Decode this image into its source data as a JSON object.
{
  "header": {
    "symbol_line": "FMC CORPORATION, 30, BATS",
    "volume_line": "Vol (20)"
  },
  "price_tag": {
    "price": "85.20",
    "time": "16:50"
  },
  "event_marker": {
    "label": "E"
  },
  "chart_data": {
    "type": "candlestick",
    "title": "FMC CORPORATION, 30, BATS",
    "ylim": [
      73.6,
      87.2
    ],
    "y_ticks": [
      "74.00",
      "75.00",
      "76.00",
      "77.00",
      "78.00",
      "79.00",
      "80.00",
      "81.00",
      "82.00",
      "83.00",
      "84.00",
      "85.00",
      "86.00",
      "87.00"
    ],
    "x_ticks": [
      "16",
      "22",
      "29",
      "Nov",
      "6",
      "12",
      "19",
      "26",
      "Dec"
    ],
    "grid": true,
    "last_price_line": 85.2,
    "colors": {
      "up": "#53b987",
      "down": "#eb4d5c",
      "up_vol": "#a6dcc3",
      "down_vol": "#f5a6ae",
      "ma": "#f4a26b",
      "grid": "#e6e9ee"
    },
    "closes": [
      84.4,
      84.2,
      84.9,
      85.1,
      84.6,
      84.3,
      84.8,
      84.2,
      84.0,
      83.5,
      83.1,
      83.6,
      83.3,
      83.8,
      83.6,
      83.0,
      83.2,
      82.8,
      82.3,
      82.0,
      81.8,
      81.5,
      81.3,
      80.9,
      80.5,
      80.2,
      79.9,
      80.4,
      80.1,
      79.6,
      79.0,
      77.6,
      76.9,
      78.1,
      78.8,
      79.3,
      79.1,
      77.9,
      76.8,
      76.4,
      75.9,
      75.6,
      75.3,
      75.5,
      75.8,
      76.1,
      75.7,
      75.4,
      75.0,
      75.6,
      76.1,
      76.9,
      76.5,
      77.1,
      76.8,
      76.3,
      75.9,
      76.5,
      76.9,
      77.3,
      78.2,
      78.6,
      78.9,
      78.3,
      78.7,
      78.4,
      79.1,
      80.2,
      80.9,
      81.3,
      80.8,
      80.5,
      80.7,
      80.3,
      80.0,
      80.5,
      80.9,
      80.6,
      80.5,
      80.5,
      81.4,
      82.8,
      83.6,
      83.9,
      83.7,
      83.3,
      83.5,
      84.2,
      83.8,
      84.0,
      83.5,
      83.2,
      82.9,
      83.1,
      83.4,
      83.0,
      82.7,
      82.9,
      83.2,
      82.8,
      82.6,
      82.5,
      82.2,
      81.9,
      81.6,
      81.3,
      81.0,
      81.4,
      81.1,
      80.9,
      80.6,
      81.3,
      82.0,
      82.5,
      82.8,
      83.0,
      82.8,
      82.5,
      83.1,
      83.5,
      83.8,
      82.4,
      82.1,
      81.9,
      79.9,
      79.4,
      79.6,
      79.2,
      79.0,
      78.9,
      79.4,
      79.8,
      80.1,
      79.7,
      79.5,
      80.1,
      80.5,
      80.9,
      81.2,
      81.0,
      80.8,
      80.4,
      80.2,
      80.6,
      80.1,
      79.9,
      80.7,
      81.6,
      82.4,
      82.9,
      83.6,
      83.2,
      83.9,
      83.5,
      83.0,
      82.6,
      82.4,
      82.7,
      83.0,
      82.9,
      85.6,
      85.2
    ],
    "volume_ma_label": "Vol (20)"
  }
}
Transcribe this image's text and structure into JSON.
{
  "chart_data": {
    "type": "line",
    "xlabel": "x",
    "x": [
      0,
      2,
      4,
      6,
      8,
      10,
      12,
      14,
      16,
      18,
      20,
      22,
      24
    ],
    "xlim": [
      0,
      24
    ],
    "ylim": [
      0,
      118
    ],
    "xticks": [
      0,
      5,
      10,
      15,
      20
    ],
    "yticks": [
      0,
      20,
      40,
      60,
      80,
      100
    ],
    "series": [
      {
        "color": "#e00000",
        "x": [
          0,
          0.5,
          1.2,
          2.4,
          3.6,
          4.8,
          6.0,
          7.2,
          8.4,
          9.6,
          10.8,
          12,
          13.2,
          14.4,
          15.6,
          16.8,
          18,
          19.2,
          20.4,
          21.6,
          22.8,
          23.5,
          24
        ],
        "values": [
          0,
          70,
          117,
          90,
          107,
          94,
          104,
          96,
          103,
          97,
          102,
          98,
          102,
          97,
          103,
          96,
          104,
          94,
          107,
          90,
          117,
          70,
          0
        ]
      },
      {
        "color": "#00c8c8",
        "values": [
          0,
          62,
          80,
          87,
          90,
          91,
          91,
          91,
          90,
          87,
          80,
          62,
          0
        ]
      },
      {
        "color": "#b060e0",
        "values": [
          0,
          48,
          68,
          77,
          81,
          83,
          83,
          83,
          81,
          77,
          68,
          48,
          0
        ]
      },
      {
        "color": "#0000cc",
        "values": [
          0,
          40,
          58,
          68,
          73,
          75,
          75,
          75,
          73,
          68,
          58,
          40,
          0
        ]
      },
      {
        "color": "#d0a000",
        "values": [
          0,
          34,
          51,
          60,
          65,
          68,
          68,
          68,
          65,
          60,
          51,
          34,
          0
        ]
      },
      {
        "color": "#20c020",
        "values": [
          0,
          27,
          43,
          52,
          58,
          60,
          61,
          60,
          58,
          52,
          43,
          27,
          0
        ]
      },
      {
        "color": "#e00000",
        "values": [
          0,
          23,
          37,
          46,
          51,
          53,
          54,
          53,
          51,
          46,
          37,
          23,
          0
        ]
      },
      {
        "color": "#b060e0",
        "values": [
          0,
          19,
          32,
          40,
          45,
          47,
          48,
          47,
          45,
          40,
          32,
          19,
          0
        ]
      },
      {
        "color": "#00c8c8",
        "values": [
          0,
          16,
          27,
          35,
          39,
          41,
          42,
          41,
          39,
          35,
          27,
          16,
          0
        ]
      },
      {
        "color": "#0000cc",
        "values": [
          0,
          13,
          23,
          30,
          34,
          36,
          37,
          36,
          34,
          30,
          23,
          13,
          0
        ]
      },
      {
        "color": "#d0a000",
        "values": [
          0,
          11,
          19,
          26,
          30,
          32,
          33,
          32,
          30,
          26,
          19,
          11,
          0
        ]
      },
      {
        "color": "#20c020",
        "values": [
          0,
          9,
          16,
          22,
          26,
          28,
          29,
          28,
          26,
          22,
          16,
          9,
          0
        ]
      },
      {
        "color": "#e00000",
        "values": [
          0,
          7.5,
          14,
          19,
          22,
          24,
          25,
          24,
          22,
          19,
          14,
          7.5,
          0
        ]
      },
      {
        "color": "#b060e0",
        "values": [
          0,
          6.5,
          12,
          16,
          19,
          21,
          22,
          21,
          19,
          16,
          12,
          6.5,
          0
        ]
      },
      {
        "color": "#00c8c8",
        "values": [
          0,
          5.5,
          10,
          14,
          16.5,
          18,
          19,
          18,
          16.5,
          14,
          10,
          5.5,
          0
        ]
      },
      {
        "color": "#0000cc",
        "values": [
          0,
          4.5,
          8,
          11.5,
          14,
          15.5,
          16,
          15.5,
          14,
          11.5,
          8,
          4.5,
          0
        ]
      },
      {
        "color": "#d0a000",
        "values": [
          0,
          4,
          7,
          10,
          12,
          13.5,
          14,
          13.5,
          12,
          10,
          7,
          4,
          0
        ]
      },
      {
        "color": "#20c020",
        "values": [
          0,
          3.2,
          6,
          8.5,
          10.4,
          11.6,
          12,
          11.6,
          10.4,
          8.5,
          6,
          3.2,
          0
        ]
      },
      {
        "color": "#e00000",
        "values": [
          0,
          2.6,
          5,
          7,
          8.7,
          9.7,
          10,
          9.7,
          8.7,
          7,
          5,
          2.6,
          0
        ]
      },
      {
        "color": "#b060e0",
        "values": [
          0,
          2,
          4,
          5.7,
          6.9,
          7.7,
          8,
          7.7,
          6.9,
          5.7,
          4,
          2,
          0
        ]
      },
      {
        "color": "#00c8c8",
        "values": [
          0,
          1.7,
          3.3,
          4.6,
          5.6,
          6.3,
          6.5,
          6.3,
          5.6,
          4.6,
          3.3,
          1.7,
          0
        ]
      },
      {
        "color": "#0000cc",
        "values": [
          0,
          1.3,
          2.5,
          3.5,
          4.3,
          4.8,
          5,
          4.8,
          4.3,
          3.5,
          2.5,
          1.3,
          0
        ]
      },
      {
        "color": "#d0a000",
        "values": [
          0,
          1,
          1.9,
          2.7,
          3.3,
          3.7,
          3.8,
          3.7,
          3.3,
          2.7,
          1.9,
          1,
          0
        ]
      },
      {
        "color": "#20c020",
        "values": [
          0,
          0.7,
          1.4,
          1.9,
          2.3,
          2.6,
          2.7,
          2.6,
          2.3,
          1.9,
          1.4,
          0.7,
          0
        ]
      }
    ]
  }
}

## Task goal
All lines that include "into" are to be gathered and copied.

## Expected answer
Decode this image into its source data as a JSON object.
Transcribe this image's text and structure into JSON.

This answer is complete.